### Reading passage
If we need to concatenate multiple strings, the behavior of + gets unwieldy:

    let s1 = String::from("tic");
    let s2 = String::from("tac");
    let s3 = String::from("toe");
    
    let s = s1 + "-" + &s2 + "-" + &s3;
At this point, s will be tic-tac-toe. With all of the + and " characters, it’s difficult to see what’s going on. For more complicated string combining, we can use the format! macro:

    let s1 = String::from("tic");
    let s2 = String::from("tac");
    let s3 = String::from("toe");
    
    let s = format!("{}-{}-{}", s1, s2, s3);
This code also sets s to tic-tac-toe. The format! macro works in the same way as println!, but instead of printing the output to the screen, it returns a String with the contents. The version of the code using format! is much easier to read and also doesn’t take ownership of any of its parameters.

Indexing into Strings

In many other programming languages, accessing individual characters in a string by referencing them by index is a valid and common operation. However, if we try to access parts of a Stringusing indexing syntax in Rust, we’ll get an error. Consider the invalid code in Listing 8-19:
let s1 = String::from("hello");
    let h = s1[0];
Listing 8-19: Attempting to use indexing syntax with a String
This code will result in the following error:
error[E0277]: the trait bound `std::string::String: std::ops::Index<{integer}>` is not satisfied
    -->
    |
    3 |     let h = s1[0];
    |             ^^^^^ the type `std::string::String` cannot be indexed by `{integer}`
    |
    = help: the trait `std::ops::Index<{integer}>` is not implemented for `std::string::String`
The error and the note tell the story: Rust strings don’t support indexing. But why not? To answer that question, we need to discuss how Rust stores strings in memory.

Internal Representation

String is a wrapper over a Vec<u8>. Let’s look at some of our properly encoded UTF-8 example strings from Listing 8-14. First, this one:

    let len = String::from("Hola").len();
In this case, len will be four, which means the Vec storing the string “Hola” is four bytes long. Each of these letters takes one byte when encoded in UTF-8. But what about the following line?

### Stored data

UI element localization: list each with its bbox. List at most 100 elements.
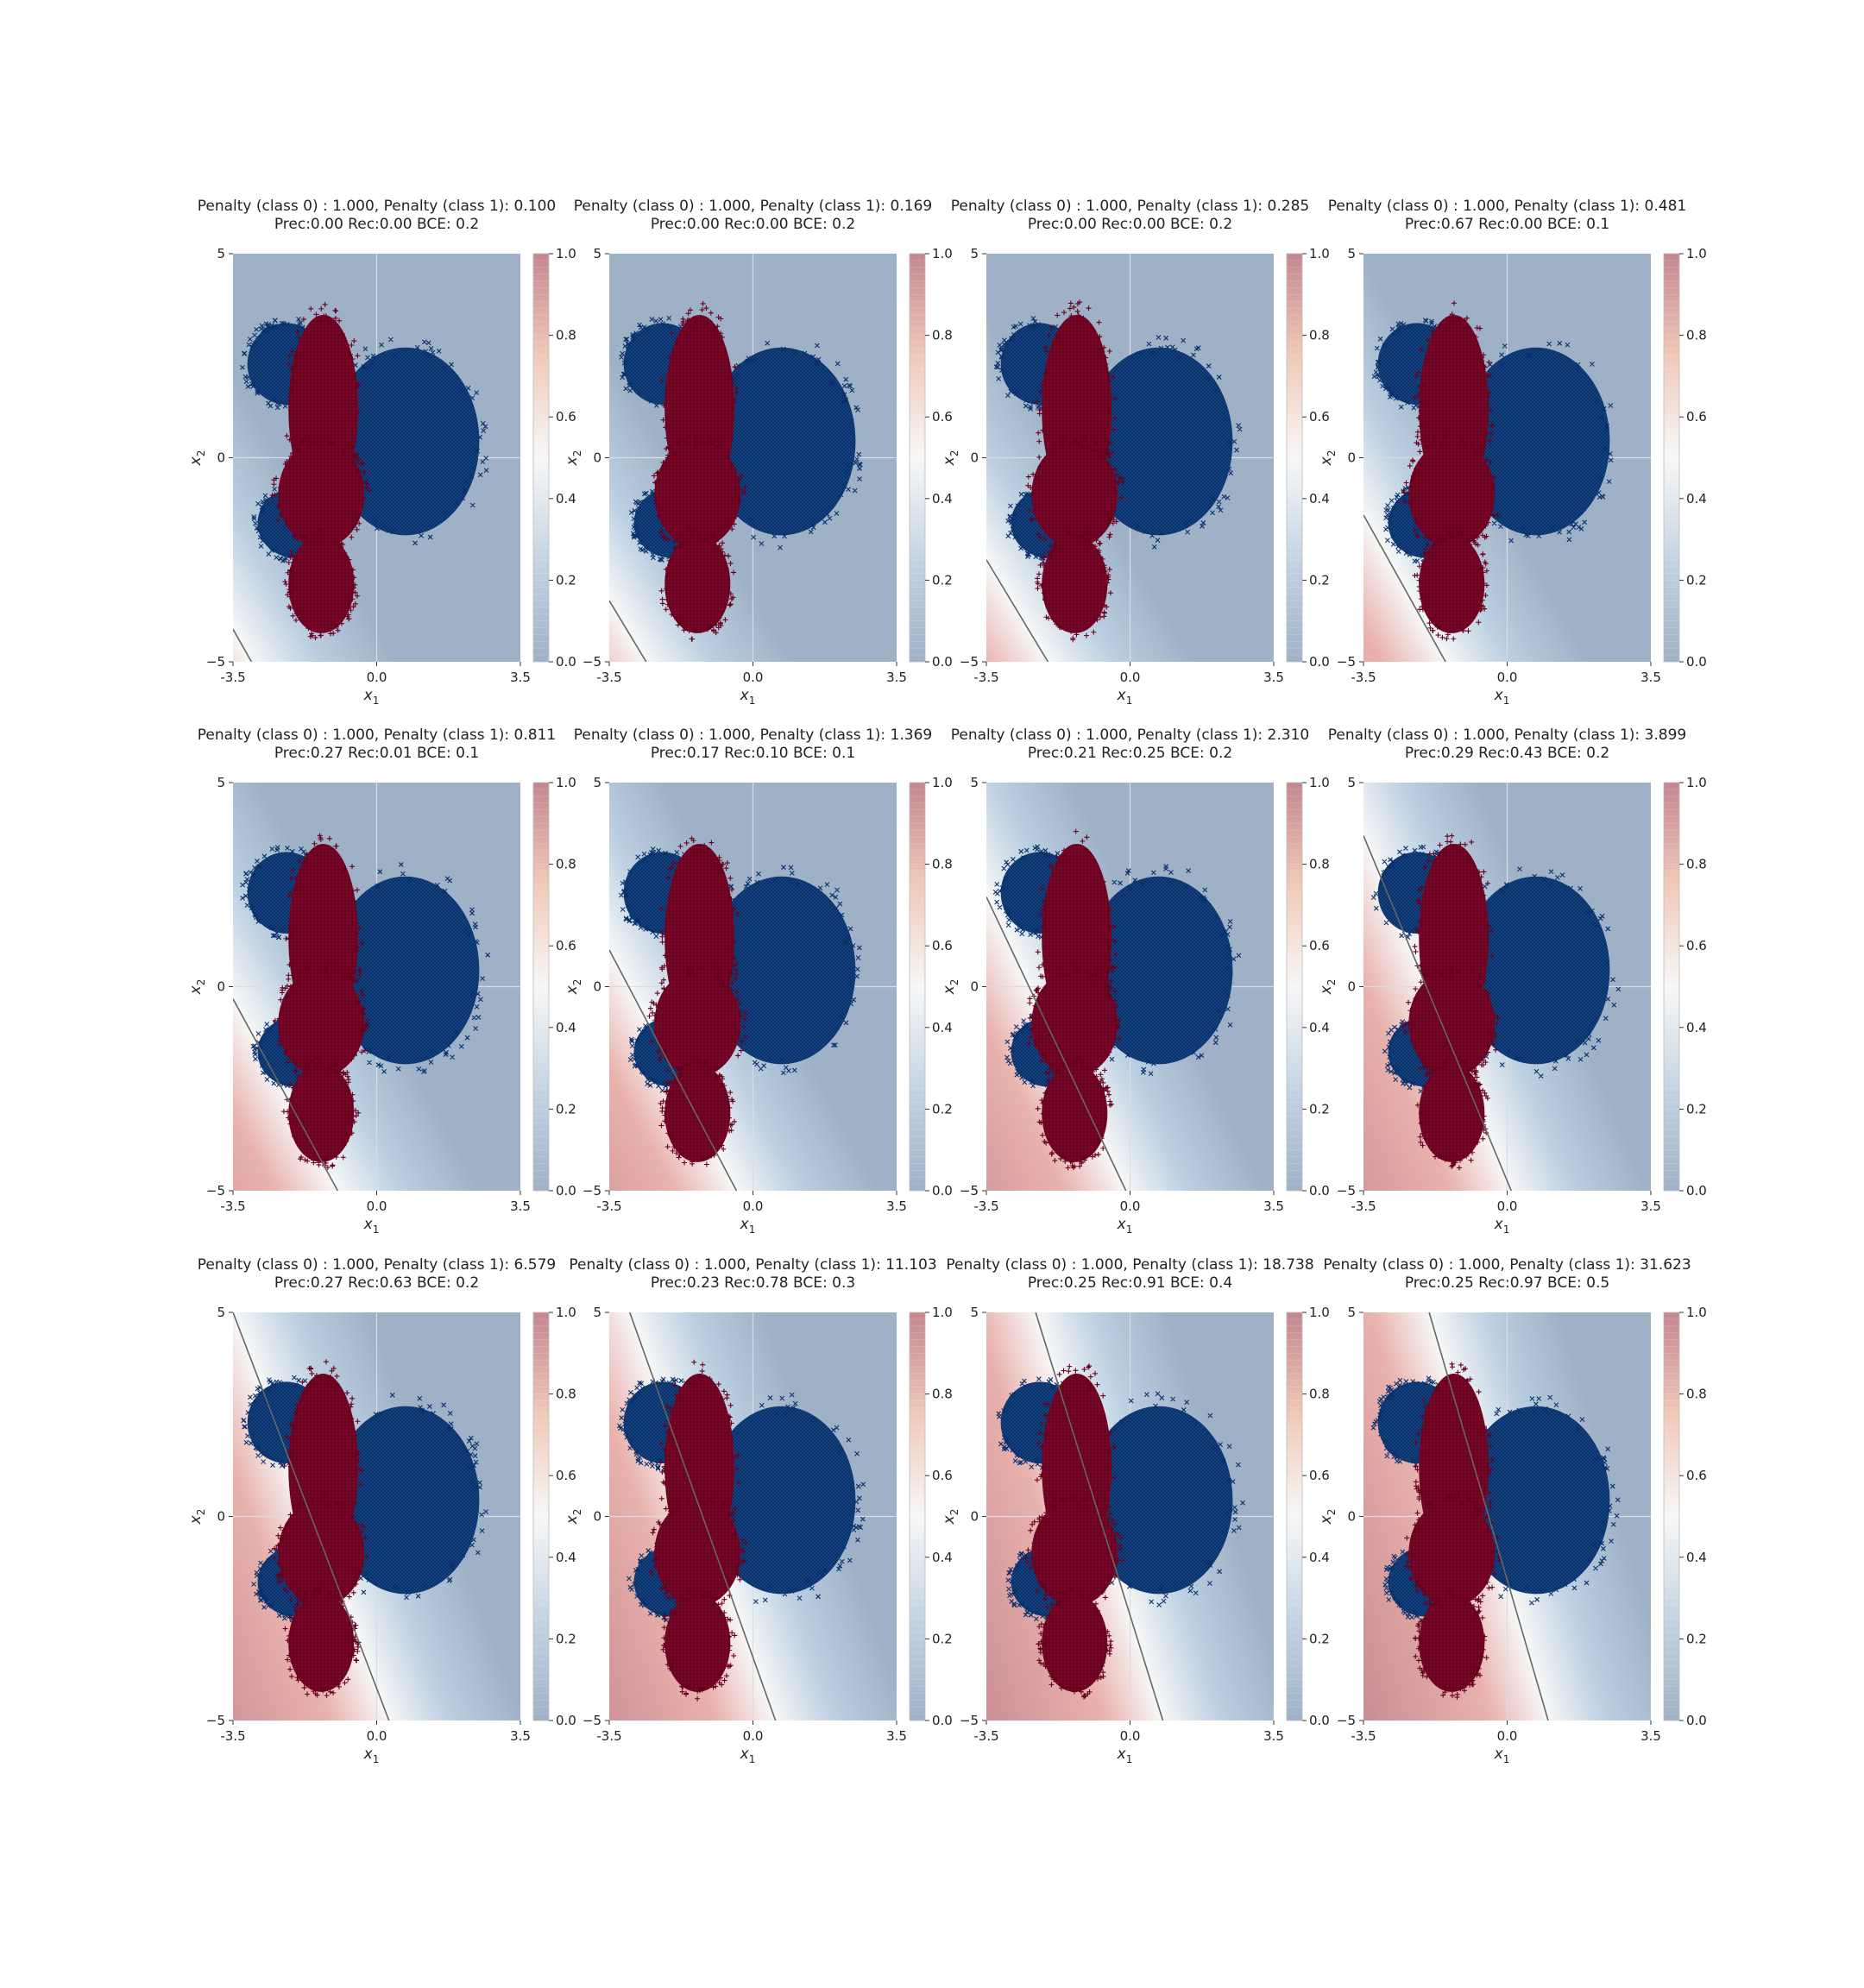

### Given exercise 1
In the passage on Rust strings, how many bytes long is the Vec that stores the string "Hola"?
### Given exercise 2
Please reproduce the part of the passage on Rust strings starting with "String is a wrapper" and going on through "the following line?".
Nothing in the data has any bearing on what is asked here.

### Complete response 1
Four bytes.

### Complete response 2
String is a wrapper over a Vec<u8>. Let’s look at some of our properly encoded UTF-8 example strings from Listing 8-14. First, this one:

    let len = String::from("Hola").len();
In this case, len will be four, which means the Vec storing the string “Hola” is four bytes long. Each of these letters takes one byte when encoded in UTF-8. But what about the following line?